§ **YOUR INSTRUCTIONS**: Repeat the material exactly as it appears.

§ **EXERCISE INPUT**:

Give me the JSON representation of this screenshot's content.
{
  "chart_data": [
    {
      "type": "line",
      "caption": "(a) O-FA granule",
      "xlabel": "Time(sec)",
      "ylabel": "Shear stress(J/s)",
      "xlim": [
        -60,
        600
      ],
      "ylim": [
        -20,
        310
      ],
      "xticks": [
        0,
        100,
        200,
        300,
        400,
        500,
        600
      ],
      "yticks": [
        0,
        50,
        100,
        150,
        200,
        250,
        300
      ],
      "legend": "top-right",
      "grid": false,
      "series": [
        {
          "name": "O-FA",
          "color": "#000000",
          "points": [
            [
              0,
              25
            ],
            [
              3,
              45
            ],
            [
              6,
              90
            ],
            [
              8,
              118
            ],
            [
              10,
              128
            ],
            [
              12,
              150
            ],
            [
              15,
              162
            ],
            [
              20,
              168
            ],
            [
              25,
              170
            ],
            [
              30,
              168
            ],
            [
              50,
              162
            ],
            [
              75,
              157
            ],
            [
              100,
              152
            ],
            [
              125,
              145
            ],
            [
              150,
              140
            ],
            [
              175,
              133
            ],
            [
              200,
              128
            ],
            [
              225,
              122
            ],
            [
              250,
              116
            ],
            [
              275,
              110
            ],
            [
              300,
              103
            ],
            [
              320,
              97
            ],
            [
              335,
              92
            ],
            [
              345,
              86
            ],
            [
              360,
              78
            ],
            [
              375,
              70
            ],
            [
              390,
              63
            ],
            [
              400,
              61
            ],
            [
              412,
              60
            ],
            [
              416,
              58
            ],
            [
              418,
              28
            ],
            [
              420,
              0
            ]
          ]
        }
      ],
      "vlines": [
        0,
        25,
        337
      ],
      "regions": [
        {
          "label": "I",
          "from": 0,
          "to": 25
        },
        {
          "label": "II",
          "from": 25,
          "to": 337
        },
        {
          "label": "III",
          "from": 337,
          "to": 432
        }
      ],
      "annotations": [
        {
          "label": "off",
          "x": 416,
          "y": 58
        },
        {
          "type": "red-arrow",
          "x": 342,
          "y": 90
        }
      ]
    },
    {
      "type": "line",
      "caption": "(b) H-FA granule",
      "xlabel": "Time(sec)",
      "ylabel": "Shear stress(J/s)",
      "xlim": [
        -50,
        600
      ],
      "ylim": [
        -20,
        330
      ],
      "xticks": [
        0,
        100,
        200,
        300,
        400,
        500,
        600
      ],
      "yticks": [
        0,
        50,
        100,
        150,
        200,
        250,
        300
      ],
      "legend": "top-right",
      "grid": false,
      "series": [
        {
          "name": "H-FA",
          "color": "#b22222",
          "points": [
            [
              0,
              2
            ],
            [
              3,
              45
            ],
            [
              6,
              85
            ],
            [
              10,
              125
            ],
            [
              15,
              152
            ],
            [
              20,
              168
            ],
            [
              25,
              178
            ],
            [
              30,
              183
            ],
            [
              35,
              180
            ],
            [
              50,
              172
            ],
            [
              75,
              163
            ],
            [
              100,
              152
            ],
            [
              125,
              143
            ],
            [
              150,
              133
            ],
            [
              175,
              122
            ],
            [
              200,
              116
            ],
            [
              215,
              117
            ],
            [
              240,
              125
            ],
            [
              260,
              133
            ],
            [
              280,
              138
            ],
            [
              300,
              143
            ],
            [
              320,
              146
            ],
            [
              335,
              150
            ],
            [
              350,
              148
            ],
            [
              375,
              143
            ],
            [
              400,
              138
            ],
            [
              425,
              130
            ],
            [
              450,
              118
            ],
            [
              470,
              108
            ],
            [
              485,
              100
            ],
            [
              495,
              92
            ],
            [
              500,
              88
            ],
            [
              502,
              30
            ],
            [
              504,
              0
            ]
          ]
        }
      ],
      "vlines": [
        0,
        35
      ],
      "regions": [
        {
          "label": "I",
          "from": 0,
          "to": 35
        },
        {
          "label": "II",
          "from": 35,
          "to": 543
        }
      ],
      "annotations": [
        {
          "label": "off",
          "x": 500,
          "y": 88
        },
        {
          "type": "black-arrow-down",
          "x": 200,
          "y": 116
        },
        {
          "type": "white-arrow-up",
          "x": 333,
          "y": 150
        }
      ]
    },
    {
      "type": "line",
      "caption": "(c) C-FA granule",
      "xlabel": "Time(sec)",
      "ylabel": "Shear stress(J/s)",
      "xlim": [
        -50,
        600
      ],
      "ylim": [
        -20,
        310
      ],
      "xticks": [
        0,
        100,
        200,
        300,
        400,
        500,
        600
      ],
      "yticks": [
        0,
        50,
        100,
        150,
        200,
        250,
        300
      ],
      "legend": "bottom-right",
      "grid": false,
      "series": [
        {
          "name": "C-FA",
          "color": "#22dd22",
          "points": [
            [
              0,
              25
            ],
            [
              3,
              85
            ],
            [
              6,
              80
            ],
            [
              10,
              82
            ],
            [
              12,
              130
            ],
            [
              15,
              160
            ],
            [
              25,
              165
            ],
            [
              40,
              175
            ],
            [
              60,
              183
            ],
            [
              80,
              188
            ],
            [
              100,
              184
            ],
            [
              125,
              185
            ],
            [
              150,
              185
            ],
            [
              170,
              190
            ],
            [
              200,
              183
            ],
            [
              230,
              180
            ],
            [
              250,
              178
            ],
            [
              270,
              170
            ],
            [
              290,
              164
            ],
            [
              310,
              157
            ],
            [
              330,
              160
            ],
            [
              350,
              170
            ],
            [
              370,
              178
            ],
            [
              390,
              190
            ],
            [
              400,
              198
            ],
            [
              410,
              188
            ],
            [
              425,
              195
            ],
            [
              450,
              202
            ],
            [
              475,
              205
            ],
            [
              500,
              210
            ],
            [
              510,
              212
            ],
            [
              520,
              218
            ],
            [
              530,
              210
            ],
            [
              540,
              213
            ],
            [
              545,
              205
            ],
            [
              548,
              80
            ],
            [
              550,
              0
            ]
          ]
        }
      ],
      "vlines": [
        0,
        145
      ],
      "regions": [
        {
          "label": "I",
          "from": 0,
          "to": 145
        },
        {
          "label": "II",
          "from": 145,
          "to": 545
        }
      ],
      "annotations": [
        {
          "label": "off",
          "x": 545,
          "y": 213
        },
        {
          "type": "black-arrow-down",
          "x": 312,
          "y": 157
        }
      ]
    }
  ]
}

§ **RIGHT ANSWER**:
Give me the JSON representation of this screenshot's content.
{
  "chart_data": [
    {
      "type": "line",
      "caption": "(a) O-FA granule",
      "xlabel": "Time(sec)",
      "ylabel": "Shear stress(J/s)",
      "xlim": [
        -60,
        600
      ],
      "ylim": [
        -20,
        310
      ],
      "xticks": [
        0,
        100,
        200,
        300,
        400,
        500,
        600
      ],
      "yticks": [
        0,
        50,
        100,
        150,
        200,
        250,
        300
      ],
      "legend": "top-right",
      "grid": false,
      "series": [
        {
          "name": "O-FA",
          "color": "#000000",
          "points": [
            [
              0,
              25
            ],
            [
              3,
              45
            ],
            [
              6,
              90
            ],
            [
              8,
              118
            ],
            [
              10,
              128
            ],
            [
              12,
              150
            ],
            [
              15,
              162
            ],
            [
              20,
              168
            ],
            [
              25,
              170
            ],
            [
              30,
              168
            ],
            [
              50,
              162
            ],
            [
              75,
              157
            ],
            [
              100,
              152
            ],
            [
              125,
              145
            ],
            [
              150,
              140
            ],
            [
              175,
              133
            ],
            [
              200,
              128
            ],
            [
              225,
              122
            ],
            [
              250,
              116
            ],
            [
              275,
              110
            ],
            [
              300,
              103
            ],
            [
              320,
              97
            ],
            [
              335,
              92
            ],
            [
              345,
              86
            ],
            [
              360,
              78
            ],
            [
              375,
              70
            ],
            [
              390,
              63
            ],
            [
              400,
              61
            ],
            [
              412,
              60
            ],
            [
              416,
              58
            ],
            [
              418,
              28
            ],
            [
              420,
              0
            ]
          ]
        }
      ],
      "vlines": [
        0,
        25,
        337
      ],
      "regions": [
        {
          "label": "I",
          "from": 0,
          "to": 25
        },
        {
          "label": "II",
          "from": 25,
          "to": 337
        },
        {
          "label": "III",
          "from": 337,
          "to": 432
        }
      ],
      "annotations": [
        {
          "label": "off",
          "x": 416,
          "y": 58
        },
        {
          "type": "red-arrow",
          "x": 342,
          "y": 90
        }
      ]
    },
    {
      "type": "line",
      "caption": "(b) H-FA granule",
      "xlabel": "Time(sec)",
      "ylabel": "Shear stress(J/s)",
      "xlim": [
        -50,
        600
      ],
      "ylim": [
        -20,
        330
      ],
      "xticks": [
        0,
        100,
        200,
        300,
        400,
        500,
        600
      ],
      "yticks": [
        0,
        50,
        100,
        150,
        200,
        250,
        300
      ],
      "legend": "top-right",
      "grid": false,
      "series": [
        {
          "name": "H-FA",
          "color": "#b22222",
          "points": [
            [
              0,
              2
            ],
            [
              3,
              45
            ],
            [
              6,
              85
            ],
            [
              10,
              125
            ],
            [
              15,
              152
            ],
            [
              20,
              168
            ],
            [
              25,
              178
            ],
            [
              30,
              183
            ],
            [
              35,
              180
            ],
            [
              50,
              172
            ],
            [
              75,
              163
            ],
            [
              100,
              152
            ],
            [
              125,
              143
            ],
            [
              150,
              133
            ],
            [
              175,
              122
            ],
            [
              200,
              116
            ],
            [
              215,
              117
            ],
            [
              240,
              125
            ],
            [
              260,
              133
            ],
            [
              280,
              138
            ],
            [
              300,
              143
            ],
            [
              320,
              146
            ],
            [
              335,
              150
            ],
            [
              350,
              148
            ],
            [
              375,
              143
            ],
            [
              400,
              138
            ],
            [
              425,
              130
            ],
            [
              450,
              118
            ],
            [
              470,
              108
            ],
            [
              485,
              100
            ],
            [
              495,
              92
            ],
            [
              500,
              88
            ],
            [
              502,
              30
            ],
            [
              504,
              0
            ]
          ]
        }
      ],
      "vlines": [
        0,
        35
      ],
      "regions": [
        {
          "label": "I",
          "from": 0,
          "to": 35
        },
        {
          "label": "II",
          "from": 35,
          "to": 543
        }
      ],
      "annotations": [
        {
          "label": "off",
          "x": 500,
          "y": 88
        },
        {
          "type": "black-arrow-down",
          "x": 200,
          "y": 116
        },
        {
          "type": "white-arrow-up",
          "x": 333,
          "y": 150
        }
      ]
    },
    {
      "type": "line",
      "caption": "(c) C-FA granule",
      "xlabel": "Time(sec)",
      "ylabel": "Shear stress(J/s)",
      "xlim": [
        -50,
        600
      ],
      "ylim": [
        -20,
        310
      ],
      "xticks": [
        0,
        100,
        200,
        300,
        400,
        500,
        600
      ],
      "yticks": [
        0,
        50,
        100,
        150,
        200,
        250,
        300
      ],
      "legend": "bottom-right",
      "grid": false,
      "series": [
        {
          "name": "C-FA",
          "color": "#22dd22",
          "points": [
            [
              0,
              25
            ],
            [
              3,
              85
            ],
            [
              6,
              80
            ],
            [
              10,
              82
            ],
            [
              12,
              130
            ],
            [
              15,
              160
            ],
            [
              25,
              165
            ],
            [
              40,
              175
            ],
            [
              60,
              183
            ],
            [
              80,
              188
            ],
            [
              100,
              184
            ],
            [
              125,
              185
            ],
            [
              150,
              185
            ],
            [
              170,
              190
            ],
            [
              200,
              183
            ],
            [
              230,
              180
            ],
            [
              250,
              178
            ],
            [
              270,
              170
            ],
            [
              290,
              164
            ],
            [
              310,
              157
            ],
            [
              330,
              160
            ],
            [
              350,
              170
            ],
            [
              370,
              178
            ],
            [
              390,
              190
            ],
            [
              400,
              198
            ],
            [
              410,
              188
            ],
            [
              425,
              195
            ],
            [
              450,
              202
            ],
            [
              475,
              205
            ],
            [
              500,
              210
            ],
            [
              510,
              212
            ],
            [
              520,
              218
            ],
            [
              530,
              210
            ],
            [
              540,
              213
            ],
            [
              545,
              205
            ],
            [
              548,
              80
            ],
            [
              550,
              0
            ]
          ]
        }
      ],
      "vlines": [
        0,
        145
      ],
      "regions": [
        {
          "label": "I",
          "from": 0,
          "to": 145
        },
        {
          "label": "II",
          "from": 145,
          "to": 545
        }
      ],
      "annotations": [
        {
          "label": "off",
          "x": 545,
          "y": 213
        },
        {
          "type": "black-arrow-down",
          "x": 312,
          "y": 157
        }
      ]
    }
  ]
}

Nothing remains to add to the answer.